__Challenge__: Give a verbatim copy of the lines below, minus the pictures.

__Data__:
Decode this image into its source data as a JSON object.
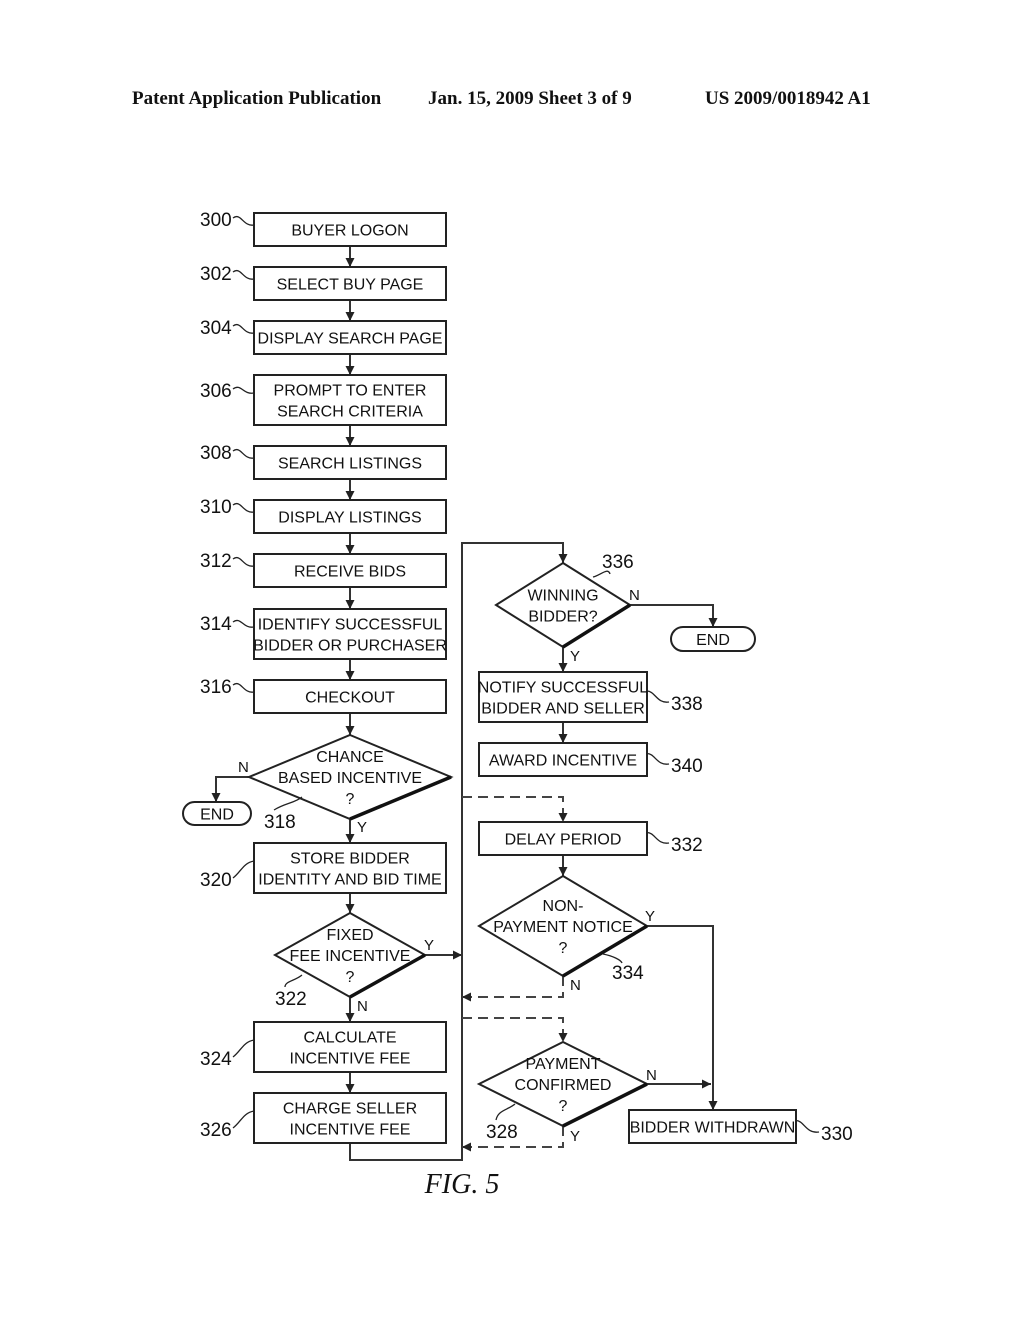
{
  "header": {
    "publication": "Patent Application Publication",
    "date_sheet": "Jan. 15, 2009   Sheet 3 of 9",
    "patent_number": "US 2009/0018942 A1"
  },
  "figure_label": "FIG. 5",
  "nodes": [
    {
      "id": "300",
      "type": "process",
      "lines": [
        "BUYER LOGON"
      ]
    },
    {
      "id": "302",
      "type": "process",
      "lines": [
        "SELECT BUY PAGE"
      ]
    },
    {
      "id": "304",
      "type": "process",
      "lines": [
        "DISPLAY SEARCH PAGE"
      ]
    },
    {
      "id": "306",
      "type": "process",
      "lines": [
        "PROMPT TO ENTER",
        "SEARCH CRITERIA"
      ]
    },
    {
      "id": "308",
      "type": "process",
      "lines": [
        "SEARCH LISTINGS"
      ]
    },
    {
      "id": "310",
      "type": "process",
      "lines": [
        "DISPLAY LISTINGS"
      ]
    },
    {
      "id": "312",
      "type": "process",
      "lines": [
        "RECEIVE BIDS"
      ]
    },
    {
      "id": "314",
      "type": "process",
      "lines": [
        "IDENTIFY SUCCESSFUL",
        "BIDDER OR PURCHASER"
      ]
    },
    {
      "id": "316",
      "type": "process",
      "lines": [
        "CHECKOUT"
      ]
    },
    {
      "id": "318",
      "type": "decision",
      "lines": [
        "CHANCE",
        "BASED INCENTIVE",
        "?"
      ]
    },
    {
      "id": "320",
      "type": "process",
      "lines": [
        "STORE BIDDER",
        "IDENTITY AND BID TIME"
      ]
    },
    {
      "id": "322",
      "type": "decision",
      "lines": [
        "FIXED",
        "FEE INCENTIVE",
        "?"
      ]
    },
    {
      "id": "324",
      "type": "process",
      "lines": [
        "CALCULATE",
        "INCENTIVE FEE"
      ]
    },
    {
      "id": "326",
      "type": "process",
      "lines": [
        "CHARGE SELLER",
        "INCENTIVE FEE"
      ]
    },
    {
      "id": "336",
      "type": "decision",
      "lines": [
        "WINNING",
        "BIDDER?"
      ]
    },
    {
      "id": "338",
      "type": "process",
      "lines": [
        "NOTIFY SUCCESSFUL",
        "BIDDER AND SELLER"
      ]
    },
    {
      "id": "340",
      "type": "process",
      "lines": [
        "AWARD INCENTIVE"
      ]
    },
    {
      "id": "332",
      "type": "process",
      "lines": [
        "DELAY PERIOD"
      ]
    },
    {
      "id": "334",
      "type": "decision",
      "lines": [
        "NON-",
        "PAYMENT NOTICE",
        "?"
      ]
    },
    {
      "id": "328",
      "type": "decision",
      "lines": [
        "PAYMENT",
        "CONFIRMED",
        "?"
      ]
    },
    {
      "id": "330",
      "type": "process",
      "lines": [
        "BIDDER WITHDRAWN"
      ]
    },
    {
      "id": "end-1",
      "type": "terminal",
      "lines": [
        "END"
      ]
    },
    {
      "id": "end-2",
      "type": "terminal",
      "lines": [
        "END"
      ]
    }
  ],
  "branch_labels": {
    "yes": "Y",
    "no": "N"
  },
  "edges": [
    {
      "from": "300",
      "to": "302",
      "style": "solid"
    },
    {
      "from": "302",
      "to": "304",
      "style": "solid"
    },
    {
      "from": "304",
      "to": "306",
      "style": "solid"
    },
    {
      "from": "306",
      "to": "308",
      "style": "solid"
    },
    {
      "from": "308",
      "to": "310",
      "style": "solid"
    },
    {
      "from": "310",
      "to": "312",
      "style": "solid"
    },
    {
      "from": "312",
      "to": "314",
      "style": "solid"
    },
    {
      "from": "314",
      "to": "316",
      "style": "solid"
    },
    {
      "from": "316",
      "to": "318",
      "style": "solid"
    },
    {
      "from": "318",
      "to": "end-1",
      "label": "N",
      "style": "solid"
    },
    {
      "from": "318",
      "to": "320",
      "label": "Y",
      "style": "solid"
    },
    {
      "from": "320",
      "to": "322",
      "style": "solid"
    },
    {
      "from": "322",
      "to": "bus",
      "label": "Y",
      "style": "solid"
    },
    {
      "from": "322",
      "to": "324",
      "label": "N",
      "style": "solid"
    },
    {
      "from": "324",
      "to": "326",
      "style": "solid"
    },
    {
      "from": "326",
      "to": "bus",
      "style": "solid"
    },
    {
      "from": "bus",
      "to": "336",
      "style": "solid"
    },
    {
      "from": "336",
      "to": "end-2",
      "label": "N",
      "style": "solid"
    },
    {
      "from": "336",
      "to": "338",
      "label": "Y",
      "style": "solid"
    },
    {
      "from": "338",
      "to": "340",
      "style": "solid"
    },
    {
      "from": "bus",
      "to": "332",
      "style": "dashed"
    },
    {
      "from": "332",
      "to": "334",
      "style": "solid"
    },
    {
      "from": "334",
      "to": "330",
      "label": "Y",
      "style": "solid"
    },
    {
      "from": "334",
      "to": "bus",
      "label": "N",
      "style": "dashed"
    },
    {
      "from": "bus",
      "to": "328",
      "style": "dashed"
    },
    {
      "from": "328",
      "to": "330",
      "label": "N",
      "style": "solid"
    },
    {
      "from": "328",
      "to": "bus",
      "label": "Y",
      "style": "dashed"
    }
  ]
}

__Written answer__:
Decode this image into its source data as a JSON object.
{
  "header": {
    "publication": "Patent Application Publication",
    "date_sheet": "Jan. 15, 2009   Sheet 3 of 9",
    "patent_number": "US 2009/0018942 A1"
  },
  "figure_label": "FIG. 5",
  "nodes": [
    {
      "id": "300",
      "type": "process",
      "lines": [
        "BUYER LOGON"
      ]
    },
    {
      "id": "302",
      "type": "process",
      "lines": [
        "SELECT BUY PAGE"
      ]
    },
    {
      "id": "304",
      "type": "process",
      "lines": [
        "DISPLAY SEARCH PAGE"
      ]
    },
    {
      "id": "306",
      "type": "process",
      "lines": [
        "PROMPT TO ENTER",
        "SEARCH CRITERIA"
      ]
    },
    {
      "id": "308",
      "type": "process",
      "lines": [
        "SEARCH LISTINGS"
      ]
    },
    {
      "id": "310",
      "type": "process",
      "lines": [
        "DISPLAY LISTINGS"
      ]
    },
    {
      "id": "312",
      "type": "process",
      "lines": [
        "RECEIVE BIDS"
      ]
    },
    {
      "id": "314",
      "type": "process",
      "lines": [
        "IDENTIFY SUCCESSFUL",
        "BIDDER OR PURCHASER"
      ]
    },
    {
      "id": "316",
      "type": "process",
      "lines": [
        "CHECKOUT"
      ]
    },
    {
      "id": "318",
      "type": "decision",
      "lines": [
        "CHANCE",
        "BASED INCENTIVE",
        "?"
      ]
    },
    {
      "id": "320",
      "type": "process",
      "lines": [
        "STORE BIDDER",
        "IDENTITY AND BID TIME"
      ]
    },
    {
      "id": "322",
      "type": "decision",
      "lines": [
        "FIXED",
        "FEE INCENTIVE",
        "?"
      ]
    },
    {
      "id": "324",
      "type": "process",
      "lines": [
        "CALCULATE",
        "INCENTIVE FEE"
      ]
    },
    {
      "id": "326",
      "type": "process",
      "lines": [
        "CHARGE SELLER",
        "INCENTIVE FEE"
      ]
    },
    {
      "id": "336",
      "type": "decision",
      "lines": [
        "WINNING",
        "BIDDER?"
      ]
    },
    {
      "id": "338",
      "type": "process",
      "lines": [
        "NOTIFY SUCCESSFUL",
        "BIDDER AND SELLER"
      ]
    },
    {
      "id": "340",
      "type": "process",
      "lines": [
        "AWARD INCENTIVE"
      ]
    },
    {
      "id": "332",
      "type": "process",
      "lines": [
        "DELAY PERIOD"
      ]
    },
    {
      "id": "334",
      "type": "decision",
      "lines": [
        "NON-",
        "PAYMENT NOTICE",
        "?"
      ]
    },
    {
      "id": "328",
      "type": "decision",
      "lines": [
        "PAYMENT",
        "CONFIRMED",
        "?"
      ]
    },
    {
      "id": "330",
      "type": "process",
      "lines": [
        "BIDDER WITHDRAWN"
      ]
    },
    {
      "id": "end-1",
      "type": "terminal",
      "lines": [
        "END"
      ]
    },
    {
      "id": "end-2",
      "type": "terminal",
      "lines": [
        "END"
      ]
    }
  ],
  "branch_labels": {
    "yes": "Y",
    "no": "N"
  },
  "edges": [
    {
      "from": "300",
      "to": "302",
      "style": "solid"
    },
    {
      "from": "302",
      "to": "304",
      "style": "solid"
    },
    {
      "from": "304",
      "to": "306",
      "style": "solid"
    },
    {
      "from": "306",
      "to": "308",
      "style": "solid"
    },
    {
      "from": "308",
      "to": "310",
      "style": "solid"
    },
    {
      "from": "310",
      "to": "312",
      "style": "solid"
    },
    {
      "from": "312",
      "to": "314",
      "style": "solid"
    },
    {
      "from": "314",
      "to": "316",
      "style": "solid"
    },
    {
      "from": "316",
      "to": "318",
      "style": "solid"
    },
    {
      "from": "318",
      "to": "end-1",
      "label": "N",
      "style": "solid"
    },
    {
      "from": "318",
      "to": "320",
      "label": "Y",
      "style": "solid"
    },
    {
      "from": "320",
      "to": "322",
      "style": "solid"
    },
    {
      "from": "322",
      "to": "bus",
      "label": "Y",
      "style": "solid"
    },
    {
      "from": "322",
      "to": "324",
      "label": "N",
      "style": "solid"
    },
    {
      "from": "324",
      "to": "326",
      "style": "solid"
    },
    {
      "from": "326",
      "to": "bus",
      "style": "solid"
    },
    {
      "from": "bus",
      "to": "336",
      "style": "solid"
    },
    {
      "from": "336",
      "to": "end-2",
      "label": "N",
      "style": "solid"
    },
    {
      "from": "336",
      "to": "338",
      "label": "Y",
      "style": "solid"
    },
    {
      "from": "338",
      "to": "340",
      "style": "solid"
    },
    {
      "from": "bus",
      "to": "332",
      "style": "dashed"
    },
    {
      "from": "332",
      "to": "334",
      "style": "solid"
    },
    {
      "from": "334",
      "to": "330",
      "label": "Y",
      "style": "solid"
    },
    {
      "from": "334",
      "to": "bus",
      "label": "N",
      "style": "dashed"
    },
    {
      "from": "bus",
      "to": "328",
      "style": "dashed"
    },
    {
      "from": "328",
      "to": "330",
      "label": "N",
      "style": "solid"
    },
    {
      "from": "328",
      "to": "bus",
      "label": "Y",
      "style": "dashed"
    }
  ]
}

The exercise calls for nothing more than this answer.